Items from a dataset
_ _ _

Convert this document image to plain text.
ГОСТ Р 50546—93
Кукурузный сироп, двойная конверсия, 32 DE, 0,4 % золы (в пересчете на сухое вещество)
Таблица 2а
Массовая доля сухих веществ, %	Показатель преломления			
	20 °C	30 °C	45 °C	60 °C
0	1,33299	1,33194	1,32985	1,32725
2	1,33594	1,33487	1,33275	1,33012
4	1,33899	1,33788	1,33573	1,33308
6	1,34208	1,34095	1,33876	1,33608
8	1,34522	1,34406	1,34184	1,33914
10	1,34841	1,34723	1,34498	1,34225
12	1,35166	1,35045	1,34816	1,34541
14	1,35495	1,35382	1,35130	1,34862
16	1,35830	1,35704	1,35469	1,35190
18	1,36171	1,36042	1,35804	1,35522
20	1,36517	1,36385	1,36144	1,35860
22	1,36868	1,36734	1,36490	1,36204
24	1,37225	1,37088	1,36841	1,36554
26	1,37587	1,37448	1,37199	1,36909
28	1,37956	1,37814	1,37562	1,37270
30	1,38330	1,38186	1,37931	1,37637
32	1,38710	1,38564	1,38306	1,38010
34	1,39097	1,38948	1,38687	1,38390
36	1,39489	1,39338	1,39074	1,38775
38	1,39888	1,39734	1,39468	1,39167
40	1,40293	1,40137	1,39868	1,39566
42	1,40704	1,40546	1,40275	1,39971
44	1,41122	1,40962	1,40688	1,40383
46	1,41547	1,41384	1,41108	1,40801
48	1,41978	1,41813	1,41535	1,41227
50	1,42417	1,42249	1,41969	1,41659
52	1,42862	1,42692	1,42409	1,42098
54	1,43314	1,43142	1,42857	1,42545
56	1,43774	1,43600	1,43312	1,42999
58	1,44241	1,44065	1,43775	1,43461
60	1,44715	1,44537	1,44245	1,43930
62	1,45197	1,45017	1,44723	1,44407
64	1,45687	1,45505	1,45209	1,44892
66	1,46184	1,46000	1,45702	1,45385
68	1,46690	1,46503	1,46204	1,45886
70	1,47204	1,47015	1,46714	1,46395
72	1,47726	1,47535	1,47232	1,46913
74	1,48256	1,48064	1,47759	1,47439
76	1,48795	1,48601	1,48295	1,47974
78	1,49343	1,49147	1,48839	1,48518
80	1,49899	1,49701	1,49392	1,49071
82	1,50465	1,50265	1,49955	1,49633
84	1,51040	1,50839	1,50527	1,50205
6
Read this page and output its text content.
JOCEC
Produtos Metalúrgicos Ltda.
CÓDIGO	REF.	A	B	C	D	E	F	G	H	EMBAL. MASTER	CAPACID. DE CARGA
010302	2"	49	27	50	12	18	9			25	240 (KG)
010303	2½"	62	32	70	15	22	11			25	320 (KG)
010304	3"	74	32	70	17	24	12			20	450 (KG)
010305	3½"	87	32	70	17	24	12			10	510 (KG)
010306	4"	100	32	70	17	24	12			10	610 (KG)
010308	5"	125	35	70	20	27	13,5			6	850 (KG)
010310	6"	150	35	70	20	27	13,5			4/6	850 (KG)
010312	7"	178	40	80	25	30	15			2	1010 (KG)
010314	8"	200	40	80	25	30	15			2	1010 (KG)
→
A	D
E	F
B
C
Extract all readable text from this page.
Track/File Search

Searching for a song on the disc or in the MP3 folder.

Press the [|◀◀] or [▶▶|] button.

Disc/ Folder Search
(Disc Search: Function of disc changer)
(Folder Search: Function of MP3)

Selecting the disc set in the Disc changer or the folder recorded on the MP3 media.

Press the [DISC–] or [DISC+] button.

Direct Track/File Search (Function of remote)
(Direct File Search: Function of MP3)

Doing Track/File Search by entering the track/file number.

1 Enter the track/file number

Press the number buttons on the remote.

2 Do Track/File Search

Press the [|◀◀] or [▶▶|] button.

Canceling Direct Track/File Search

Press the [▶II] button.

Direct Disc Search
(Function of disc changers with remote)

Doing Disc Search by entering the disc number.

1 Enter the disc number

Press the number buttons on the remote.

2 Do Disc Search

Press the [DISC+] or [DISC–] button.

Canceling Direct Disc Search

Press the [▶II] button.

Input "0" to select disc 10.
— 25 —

_ _ _

What needs to be done |
Reproduce the lines word for word, starting at the one holding "Extract all readable text from this page." and ending at the final line of the material above.

Task solution |
Extract all readable text from this page.
Track/File Search

Searching for a song on the disc or in the MP3 folder.

Press the [|◀◀] or [▶▶|] button.

Disc/ Folder Search
(Disc Search: Function of disc changer)
(Folder Search: Function of MP3)

Selecting the disc set in the Disc changer or the folder recorded on the MP3 media.

Press the [DISC–] or [DISC+] button.

Direct Track/File Search (Function of remote)
(Direct File Search: Function of MP3)

Doing Track/File Search by entering the track/file number.

1 Enter the track/file number

Press the number buttons on the remote.

2 Do Track/File Search

Press the [|◀◀] or [▶▶|] button.

Canceling Direct Track/File Search

Press the [▶II] button.

Direct Disc Search
(Function of disc changers with remote)

Doing Disc Search by entering the disc number.

1 Enter the disc number

Press the number buttons on the remote.

2 Do Disc Search

Press the [DISC+] or [DISC–] button.

Canceling Direct Disc Search

Press the [▶II] button.

Input "0" to select disc 10.
— 25 —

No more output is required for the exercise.